Collect all lines from the records below that include the word "tbsp".
==============================
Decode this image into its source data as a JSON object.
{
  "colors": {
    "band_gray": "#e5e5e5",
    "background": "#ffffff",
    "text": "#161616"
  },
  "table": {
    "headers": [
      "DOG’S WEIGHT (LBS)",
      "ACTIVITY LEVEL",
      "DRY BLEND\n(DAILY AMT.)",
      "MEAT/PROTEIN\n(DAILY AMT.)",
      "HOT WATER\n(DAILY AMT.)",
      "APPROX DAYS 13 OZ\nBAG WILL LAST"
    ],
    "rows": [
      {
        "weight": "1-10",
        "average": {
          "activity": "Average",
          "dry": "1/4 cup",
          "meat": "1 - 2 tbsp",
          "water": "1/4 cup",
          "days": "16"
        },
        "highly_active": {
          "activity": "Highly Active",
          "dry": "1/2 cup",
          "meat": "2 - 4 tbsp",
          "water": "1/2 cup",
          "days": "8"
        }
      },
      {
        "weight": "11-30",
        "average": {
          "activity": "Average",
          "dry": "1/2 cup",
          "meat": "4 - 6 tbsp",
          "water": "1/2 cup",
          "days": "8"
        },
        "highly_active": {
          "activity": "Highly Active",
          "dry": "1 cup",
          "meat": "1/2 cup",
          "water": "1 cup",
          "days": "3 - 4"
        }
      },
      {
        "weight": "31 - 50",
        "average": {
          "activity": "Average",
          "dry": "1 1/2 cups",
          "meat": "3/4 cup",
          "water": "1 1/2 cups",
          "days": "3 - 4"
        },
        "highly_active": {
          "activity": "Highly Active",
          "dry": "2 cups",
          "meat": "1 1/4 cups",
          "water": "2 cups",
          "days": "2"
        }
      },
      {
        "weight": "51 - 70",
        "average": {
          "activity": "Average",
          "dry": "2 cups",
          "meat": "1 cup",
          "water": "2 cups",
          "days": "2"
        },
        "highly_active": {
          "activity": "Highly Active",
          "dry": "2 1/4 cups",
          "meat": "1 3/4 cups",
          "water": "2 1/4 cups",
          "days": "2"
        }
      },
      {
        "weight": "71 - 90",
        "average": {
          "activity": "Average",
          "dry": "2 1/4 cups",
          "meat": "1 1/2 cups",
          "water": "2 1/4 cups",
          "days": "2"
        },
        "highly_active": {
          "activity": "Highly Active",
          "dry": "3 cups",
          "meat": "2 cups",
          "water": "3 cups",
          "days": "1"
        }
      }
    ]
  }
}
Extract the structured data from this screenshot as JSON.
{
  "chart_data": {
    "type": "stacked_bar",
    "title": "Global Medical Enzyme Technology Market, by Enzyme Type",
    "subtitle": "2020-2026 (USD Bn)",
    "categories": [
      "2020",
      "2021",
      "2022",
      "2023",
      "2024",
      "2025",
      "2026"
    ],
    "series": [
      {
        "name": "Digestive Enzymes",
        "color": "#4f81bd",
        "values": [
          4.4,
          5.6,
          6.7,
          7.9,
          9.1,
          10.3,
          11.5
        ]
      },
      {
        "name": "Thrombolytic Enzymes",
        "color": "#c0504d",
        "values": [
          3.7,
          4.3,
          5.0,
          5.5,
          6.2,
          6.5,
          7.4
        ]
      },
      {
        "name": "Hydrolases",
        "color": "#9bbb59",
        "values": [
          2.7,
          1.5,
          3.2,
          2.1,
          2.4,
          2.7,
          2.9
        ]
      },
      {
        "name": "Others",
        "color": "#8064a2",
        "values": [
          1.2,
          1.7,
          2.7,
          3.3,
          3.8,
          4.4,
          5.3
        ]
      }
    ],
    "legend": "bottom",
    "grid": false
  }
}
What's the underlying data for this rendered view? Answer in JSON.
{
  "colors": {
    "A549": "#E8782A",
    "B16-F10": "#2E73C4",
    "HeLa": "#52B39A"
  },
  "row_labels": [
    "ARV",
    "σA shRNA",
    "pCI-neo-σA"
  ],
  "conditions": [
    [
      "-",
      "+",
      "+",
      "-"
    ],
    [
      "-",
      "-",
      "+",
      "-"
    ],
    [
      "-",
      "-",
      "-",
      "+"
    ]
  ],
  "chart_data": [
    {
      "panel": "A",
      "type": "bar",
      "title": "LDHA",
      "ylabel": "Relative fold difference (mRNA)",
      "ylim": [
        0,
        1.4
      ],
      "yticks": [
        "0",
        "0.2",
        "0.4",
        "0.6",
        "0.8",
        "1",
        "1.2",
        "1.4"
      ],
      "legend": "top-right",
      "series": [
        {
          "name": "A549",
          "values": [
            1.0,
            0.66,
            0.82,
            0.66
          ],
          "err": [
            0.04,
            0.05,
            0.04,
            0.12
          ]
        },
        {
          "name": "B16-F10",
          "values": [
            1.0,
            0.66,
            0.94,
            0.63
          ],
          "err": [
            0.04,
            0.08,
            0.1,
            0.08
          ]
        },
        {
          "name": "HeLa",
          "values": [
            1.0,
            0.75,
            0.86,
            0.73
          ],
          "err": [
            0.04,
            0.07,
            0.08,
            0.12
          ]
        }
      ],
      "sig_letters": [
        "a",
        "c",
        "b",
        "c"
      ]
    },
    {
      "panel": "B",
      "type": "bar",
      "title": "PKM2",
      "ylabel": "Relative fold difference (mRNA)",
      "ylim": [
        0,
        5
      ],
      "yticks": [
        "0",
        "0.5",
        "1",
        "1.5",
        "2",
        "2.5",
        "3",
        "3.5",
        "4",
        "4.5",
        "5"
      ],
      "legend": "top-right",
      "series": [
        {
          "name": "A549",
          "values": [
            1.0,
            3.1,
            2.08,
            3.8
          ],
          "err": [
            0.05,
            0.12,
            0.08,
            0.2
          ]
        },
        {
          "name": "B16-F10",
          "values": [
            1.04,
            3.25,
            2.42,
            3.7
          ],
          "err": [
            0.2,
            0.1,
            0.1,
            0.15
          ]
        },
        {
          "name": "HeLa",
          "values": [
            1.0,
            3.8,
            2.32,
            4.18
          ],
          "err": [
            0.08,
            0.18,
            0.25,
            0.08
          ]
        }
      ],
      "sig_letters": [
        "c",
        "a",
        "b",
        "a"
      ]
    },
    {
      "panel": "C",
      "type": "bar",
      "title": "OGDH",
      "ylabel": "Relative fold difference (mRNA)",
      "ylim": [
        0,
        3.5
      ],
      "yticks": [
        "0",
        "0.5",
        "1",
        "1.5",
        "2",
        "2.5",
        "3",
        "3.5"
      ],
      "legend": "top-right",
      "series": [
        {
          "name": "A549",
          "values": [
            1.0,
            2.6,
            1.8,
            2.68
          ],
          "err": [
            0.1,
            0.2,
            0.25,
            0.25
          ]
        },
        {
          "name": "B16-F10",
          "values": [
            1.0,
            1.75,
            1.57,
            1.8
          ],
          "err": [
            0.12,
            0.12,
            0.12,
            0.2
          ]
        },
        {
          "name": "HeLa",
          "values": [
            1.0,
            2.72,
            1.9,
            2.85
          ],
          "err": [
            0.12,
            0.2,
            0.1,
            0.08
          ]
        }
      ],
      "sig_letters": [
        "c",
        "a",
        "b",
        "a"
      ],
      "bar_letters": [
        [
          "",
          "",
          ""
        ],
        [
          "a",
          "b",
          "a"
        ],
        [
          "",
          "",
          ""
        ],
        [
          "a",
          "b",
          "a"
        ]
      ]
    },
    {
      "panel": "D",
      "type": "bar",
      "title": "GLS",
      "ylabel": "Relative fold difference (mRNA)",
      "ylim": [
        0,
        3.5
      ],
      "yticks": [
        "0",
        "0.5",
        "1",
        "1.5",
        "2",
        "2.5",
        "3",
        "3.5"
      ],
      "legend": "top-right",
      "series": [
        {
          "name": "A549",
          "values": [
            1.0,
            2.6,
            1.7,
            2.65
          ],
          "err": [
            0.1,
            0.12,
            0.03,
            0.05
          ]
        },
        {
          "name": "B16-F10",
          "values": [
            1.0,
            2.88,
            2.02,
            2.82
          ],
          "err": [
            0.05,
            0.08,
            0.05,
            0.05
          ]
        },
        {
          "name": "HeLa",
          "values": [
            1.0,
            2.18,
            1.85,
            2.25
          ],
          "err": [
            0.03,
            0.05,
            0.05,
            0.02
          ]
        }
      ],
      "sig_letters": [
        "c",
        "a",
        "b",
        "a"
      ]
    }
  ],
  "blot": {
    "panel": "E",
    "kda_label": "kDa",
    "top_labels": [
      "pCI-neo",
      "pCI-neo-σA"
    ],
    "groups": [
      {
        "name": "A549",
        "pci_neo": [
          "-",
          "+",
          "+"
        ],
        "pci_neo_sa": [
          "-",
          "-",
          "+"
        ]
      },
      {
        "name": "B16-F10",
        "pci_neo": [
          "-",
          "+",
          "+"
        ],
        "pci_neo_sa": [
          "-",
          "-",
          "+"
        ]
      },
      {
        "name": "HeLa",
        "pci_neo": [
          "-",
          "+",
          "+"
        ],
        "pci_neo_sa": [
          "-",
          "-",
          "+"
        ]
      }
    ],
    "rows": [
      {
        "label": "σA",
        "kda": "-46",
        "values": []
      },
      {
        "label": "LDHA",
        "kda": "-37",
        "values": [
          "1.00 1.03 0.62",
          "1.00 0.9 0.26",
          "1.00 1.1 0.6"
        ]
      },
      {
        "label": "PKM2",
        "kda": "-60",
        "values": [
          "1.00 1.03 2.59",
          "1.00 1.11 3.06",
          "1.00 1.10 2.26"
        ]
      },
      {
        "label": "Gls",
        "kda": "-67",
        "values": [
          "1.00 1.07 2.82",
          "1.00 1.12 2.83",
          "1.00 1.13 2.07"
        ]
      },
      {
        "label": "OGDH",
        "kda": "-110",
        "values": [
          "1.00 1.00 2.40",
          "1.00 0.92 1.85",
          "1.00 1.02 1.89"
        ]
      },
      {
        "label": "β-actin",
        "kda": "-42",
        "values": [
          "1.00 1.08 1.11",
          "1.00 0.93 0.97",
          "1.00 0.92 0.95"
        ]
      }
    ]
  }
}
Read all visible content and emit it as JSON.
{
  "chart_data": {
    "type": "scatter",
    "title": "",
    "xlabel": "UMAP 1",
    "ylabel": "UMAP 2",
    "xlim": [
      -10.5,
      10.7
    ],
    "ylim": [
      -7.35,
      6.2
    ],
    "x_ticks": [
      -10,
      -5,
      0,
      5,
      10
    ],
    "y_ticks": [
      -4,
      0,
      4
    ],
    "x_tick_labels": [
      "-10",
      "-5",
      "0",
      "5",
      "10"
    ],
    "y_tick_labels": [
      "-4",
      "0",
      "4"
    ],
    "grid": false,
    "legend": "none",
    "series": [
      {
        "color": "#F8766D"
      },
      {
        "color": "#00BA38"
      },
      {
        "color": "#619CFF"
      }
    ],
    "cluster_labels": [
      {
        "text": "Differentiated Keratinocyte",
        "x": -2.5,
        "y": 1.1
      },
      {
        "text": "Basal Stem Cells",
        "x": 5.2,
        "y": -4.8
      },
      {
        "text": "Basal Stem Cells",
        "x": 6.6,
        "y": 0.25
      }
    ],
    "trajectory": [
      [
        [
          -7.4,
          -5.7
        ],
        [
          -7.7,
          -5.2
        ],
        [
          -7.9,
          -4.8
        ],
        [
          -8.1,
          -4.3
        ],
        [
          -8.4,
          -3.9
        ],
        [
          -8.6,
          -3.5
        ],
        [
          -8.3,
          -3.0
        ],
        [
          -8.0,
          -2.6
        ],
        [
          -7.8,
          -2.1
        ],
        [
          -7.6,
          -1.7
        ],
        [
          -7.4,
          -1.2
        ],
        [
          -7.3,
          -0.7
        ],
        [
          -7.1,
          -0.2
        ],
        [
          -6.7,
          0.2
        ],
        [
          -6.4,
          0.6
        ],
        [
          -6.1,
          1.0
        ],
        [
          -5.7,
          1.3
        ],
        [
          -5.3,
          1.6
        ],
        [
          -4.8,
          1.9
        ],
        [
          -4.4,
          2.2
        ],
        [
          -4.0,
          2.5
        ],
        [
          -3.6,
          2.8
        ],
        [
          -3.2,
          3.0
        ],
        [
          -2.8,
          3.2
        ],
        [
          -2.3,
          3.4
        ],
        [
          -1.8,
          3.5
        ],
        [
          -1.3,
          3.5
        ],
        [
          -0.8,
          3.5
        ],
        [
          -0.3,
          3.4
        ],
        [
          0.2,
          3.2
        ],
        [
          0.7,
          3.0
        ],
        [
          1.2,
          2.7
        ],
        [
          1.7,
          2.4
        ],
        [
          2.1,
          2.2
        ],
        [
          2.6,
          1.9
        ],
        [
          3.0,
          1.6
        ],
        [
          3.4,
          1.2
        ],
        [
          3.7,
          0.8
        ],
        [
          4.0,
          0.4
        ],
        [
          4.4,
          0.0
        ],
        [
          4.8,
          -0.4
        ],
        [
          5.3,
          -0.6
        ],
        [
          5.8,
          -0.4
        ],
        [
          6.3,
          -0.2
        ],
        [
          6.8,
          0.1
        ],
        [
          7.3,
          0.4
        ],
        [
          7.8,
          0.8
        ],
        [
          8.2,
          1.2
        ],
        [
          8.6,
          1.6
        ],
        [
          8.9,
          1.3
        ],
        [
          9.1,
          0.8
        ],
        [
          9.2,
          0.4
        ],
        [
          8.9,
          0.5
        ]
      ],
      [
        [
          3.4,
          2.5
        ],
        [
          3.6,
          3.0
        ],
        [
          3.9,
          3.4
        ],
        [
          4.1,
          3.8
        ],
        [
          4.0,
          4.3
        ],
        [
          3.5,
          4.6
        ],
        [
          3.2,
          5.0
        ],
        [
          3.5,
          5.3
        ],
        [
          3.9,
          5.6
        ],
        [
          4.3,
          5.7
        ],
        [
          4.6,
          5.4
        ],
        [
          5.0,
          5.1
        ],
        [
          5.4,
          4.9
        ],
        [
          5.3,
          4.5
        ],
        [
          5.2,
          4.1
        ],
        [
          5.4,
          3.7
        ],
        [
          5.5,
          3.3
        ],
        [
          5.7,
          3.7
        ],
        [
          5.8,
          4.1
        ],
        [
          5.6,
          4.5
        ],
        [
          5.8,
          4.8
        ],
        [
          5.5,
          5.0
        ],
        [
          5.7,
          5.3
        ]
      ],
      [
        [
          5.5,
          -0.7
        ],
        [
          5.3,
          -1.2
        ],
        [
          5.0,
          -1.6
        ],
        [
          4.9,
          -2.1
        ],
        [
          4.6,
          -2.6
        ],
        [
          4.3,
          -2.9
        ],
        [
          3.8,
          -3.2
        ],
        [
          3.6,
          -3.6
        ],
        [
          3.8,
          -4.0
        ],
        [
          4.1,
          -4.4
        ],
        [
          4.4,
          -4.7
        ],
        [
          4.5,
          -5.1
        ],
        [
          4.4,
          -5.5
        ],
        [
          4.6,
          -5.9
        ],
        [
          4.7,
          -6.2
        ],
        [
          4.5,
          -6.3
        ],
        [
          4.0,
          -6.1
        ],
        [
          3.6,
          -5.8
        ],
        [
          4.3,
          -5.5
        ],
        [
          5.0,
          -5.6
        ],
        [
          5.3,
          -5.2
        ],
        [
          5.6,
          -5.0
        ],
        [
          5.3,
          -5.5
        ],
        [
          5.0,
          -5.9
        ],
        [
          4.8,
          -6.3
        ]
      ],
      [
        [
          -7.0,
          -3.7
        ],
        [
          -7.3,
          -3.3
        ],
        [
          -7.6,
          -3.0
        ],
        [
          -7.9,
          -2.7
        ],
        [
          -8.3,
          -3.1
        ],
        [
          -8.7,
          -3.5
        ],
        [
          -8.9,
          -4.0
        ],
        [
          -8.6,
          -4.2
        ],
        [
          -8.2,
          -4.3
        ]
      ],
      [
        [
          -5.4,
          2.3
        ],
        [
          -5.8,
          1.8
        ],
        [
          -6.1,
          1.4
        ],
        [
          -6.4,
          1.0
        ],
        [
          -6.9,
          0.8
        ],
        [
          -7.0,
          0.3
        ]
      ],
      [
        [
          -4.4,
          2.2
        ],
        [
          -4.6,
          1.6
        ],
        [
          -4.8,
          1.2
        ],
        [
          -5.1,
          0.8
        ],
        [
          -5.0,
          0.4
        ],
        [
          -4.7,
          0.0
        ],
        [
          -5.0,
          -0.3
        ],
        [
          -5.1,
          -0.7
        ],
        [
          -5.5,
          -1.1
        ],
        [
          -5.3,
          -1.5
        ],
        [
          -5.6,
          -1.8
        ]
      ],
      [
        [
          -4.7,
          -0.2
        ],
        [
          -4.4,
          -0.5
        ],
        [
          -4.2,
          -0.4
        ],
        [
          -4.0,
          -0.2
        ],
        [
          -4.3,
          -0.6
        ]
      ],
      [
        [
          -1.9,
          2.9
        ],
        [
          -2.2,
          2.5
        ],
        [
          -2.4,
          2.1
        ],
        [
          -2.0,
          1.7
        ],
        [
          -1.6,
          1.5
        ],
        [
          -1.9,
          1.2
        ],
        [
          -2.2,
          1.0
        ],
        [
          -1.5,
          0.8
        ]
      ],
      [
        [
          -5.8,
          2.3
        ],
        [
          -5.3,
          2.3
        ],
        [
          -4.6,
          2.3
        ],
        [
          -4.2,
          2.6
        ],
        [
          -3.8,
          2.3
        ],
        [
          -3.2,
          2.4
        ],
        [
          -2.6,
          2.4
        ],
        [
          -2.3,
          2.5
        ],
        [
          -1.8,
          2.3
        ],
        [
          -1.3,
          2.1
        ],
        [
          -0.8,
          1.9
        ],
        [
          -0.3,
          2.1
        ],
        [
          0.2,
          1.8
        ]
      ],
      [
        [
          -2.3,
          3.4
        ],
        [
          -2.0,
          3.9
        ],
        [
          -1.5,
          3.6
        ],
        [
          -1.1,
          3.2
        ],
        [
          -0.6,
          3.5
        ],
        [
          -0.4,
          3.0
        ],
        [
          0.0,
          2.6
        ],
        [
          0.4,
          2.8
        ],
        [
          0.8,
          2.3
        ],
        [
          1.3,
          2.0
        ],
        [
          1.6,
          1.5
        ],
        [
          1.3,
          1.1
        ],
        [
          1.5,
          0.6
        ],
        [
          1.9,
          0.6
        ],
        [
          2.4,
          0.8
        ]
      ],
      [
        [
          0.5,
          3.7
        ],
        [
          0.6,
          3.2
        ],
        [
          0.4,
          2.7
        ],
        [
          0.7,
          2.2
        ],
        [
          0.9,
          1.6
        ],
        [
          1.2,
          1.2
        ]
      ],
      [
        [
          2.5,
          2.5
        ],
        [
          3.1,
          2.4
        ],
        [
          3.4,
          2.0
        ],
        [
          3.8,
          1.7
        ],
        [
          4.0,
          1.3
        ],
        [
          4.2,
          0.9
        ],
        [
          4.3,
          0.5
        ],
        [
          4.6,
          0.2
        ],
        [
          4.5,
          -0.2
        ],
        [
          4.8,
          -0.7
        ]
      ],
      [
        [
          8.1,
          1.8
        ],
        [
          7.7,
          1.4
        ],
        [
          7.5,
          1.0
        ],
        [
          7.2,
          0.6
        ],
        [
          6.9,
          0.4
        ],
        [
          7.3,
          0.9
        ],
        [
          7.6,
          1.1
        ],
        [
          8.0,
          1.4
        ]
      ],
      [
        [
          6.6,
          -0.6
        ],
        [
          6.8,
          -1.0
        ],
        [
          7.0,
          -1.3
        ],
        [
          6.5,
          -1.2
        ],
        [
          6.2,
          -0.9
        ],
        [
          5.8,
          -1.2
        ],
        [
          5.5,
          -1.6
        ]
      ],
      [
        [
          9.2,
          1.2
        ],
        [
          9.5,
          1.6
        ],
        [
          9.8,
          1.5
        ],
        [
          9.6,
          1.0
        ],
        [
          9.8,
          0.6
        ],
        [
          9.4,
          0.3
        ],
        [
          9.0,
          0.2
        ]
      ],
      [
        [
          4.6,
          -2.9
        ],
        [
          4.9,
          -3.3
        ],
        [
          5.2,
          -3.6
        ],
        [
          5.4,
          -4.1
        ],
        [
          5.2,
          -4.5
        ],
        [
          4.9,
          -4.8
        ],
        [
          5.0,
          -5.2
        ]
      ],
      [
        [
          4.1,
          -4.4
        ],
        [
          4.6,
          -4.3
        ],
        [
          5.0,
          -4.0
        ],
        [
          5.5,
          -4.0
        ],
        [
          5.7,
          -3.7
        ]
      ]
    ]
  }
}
==============================
# Answer to this exercise
          "meat": "1 - 2 tbsp",
          "meat": "2 - 4 tbsp",
          "meat": "4 - 6 tbsp",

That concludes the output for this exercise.